● Aim of the task: Show every line below where "MAKLUMAT" can be found.

● Dataset:
•••
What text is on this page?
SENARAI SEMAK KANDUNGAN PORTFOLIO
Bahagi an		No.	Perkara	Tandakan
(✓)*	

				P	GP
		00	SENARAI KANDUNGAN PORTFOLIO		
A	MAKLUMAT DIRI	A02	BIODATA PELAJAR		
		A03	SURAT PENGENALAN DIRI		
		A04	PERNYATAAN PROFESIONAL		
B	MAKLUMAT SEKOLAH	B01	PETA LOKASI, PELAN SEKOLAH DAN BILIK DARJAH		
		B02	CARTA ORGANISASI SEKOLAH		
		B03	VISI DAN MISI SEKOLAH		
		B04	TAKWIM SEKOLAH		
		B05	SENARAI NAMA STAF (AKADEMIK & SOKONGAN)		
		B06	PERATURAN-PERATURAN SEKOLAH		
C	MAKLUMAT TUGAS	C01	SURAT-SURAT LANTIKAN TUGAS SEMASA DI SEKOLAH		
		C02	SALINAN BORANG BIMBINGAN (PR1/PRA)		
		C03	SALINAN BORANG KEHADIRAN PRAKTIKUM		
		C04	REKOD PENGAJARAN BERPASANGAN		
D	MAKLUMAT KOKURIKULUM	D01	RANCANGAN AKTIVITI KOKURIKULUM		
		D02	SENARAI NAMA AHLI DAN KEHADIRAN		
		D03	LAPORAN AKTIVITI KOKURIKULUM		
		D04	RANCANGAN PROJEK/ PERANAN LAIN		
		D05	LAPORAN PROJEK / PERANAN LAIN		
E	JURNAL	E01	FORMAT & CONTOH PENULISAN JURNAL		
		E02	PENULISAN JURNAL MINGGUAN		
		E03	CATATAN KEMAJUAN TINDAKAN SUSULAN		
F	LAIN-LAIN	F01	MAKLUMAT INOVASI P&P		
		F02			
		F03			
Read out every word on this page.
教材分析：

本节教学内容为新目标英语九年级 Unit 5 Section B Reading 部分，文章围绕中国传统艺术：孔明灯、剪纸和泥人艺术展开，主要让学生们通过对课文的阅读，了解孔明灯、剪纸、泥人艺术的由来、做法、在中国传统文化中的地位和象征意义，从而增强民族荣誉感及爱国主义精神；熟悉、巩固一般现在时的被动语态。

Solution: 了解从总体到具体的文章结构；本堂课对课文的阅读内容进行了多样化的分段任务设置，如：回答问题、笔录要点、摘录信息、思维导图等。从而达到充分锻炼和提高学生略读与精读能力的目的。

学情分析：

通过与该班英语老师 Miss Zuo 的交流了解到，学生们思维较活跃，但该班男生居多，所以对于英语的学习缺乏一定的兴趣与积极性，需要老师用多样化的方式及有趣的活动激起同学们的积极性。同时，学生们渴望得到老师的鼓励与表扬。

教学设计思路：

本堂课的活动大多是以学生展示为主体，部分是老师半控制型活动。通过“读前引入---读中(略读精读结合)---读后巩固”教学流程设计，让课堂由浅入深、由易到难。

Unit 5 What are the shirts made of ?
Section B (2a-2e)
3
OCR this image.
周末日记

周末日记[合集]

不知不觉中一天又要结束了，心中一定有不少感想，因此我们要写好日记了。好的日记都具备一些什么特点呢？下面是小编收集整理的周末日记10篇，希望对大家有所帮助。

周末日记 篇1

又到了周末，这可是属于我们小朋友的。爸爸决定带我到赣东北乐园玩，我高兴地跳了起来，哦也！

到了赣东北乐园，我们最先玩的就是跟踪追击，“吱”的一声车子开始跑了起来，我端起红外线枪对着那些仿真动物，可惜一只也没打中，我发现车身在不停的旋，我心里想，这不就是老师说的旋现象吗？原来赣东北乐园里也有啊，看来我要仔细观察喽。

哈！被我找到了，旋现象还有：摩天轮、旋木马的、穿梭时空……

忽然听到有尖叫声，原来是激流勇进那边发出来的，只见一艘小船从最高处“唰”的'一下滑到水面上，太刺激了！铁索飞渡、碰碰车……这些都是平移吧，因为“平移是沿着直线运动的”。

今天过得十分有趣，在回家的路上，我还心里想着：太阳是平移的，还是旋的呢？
•••
● Reply to the task:
A	MAKLUMAT DIRI	A02	BIODATA PELAJAR		
B	MAKLUMAT SEKOLAH	B01	PETA LOKASI, PELAN SEKOLAH DAN BILIK DARJAH		
C	MAKLUMAT TUGAS	C01	SURAT-SURAT LANTIKAN TUGAS SEMASA DI SEKOLAH		
D	MAKLUMAT KOKURIKULUM	D01	RANCANGAN AKTIVITI KOKURIKULUM		
F	LAIN-LAIN	F01	MAKLUMAT INOVASI P&P		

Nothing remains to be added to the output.